What to work on. Look through the material below, count the lines containing the word "Snow", and state only the count.

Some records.
● ● ● ●
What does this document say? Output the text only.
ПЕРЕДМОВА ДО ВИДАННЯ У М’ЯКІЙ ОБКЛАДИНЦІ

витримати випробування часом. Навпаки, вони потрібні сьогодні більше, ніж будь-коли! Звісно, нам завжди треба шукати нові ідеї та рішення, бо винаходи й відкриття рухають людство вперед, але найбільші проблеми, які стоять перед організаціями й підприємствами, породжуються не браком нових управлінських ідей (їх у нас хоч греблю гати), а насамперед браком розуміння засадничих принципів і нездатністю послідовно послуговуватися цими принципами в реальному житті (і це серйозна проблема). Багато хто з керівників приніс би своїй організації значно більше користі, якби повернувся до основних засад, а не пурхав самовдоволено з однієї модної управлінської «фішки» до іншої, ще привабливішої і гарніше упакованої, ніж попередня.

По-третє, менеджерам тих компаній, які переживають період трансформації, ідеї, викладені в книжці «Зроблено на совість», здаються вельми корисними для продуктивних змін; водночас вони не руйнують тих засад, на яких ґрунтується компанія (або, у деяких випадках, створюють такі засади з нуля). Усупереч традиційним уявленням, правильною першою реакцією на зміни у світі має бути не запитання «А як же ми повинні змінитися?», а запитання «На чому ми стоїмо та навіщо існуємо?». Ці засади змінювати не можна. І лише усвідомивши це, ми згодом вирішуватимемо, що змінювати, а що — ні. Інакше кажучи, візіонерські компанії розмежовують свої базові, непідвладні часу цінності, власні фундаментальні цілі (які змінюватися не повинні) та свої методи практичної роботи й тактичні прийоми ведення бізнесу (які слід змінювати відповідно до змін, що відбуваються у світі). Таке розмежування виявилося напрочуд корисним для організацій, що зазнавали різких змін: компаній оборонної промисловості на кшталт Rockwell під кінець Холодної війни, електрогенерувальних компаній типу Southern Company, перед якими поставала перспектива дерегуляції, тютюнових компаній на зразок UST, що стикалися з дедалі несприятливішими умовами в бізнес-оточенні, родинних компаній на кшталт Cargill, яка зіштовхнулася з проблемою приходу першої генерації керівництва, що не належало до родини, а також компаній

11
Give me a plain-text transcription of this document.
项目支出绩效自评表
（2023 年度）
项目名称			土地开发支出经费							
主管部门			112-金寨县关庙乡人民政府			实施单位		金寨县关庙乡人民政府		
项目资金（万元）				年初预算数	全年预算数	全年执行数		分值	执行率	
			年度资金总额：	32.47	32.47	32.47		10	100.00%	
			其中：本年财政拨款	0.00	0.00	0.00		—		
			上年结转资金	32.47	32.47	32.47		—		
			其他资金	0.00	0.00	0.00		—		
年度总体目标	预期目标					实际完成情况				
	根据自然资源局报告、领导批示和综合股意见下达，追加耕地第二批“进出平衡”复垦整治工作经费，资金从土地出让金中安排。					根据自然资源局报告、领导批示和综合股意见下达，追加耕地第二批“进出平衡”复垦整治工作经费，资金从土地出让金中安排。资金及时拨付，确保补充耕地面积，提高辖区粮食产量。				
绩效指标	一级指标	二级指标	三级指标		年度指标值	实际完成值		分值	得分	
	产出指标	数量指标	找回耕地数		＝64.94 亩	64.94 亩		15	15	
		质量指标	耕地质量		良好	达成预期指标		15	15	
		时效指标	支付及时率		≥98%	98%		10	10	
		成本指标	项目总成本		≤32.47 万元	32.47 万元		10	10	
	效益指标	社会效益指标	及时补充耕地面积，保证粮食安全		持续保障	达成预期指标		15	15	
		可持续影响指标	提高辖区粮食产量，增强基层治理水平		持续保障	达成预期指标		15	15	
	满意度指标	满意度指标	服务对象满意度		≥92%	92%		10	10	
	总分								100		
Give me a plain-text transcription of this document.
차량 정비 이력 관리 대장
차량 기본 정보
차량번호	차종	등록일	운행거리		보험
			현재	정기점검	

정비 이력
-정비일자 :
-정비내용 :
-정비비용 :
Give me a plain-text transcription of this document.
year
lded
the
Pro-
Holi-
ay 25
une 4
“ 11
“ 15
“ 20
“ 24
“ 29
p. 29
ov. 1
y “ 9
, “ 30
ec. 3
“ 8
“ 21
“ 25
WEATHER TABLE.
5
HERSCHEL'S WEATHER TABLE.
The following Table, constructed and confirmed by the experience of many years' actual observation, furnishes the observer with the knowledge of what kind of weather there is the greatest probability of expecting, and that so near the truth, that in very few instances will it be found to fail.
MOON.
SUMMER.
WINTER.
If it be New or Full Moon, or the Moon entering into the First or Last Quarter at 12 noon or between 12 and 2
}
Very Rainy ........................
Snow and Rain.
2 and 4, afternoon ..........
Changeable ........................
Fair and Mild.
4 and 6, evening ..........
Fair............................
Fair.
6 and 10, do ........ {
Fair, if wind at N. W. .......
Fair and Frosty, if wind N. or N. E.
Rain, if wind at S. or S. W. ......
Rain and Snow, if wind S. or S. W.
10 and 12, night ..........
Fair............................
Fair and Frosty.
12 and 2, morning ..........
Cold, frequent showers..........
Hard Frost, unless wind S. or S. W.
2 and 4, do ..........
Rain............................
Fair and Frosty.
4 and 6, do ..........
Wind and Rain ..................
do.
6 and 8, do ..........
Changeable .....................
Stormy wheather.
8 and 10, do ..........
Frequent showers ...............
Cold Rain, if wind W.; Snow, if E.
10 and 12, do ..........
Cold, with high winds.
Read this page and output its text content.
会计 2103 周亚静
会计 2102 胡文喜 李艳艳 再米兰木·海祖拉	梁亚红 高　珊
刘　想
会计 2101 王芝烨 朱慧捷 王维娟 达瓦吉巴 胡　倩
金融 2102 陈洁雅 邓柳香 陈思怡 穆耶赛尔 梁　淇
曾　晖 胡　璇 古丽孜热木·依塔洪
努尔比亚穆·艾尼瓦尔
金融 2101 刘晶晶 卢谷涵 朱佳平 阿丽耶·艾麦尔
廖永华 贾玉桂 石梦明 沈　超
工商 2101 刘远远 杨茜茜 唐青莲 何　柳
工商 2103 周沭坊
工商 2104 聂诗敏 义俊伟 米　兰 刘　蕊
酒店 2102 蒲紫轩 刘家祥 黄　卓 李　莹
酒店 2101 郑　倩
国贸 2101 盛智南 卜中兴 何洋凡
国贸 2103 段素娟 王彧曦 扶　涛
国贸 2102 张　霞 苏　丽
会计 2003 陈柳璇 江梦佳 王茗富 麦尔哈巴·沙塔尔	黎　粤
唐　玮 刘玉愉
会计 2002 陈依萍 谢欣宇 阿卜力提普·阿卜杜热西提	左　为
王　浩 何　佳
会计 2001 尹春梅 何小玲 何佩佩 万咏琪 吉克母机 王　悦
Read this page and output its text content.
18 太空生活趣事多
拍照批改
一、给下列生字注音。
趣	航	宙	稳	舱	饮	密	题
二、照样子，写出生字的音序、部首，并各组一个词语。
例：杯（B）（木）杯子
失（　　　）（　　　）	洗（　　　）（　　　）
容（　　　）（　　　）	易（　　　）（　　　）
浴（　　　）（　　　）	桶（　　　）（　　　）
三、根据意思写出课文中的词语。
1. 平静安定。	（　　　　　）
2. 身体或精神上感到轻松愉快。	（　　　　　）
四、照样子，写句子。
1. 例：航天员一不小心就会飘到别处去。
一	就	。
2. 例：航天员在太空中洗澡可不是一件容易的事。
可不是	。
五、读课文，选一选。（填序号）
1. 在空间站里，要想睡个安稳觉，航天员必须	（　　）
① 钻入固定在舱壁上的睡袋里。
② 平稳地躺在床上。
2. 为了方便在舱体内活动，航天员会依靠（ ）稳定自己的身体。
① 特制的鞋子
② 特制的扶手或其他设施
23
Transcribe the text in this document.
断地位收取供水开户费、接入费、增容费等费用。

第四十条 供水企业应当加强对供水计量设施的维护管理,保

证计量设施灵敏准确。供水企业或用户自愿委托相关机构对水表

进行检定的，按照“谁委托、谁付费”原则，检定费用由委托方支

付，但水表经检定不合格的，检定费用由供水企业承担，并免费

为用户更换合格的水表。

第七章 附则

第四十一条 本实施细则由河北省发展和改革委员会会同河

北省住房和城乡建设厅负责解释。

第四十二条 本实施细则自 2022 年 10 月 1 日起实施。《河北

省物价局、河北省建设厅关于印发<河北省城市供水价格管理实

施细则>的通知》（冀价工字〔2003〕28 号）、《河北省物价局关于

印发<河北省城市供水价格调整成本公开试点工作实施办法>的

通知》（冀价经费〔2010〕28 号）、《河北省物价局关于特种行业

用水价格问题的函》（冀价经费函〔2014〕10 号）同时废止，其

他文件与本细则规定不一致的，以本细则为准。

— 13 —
● ● ● ●
Finished exercise. 3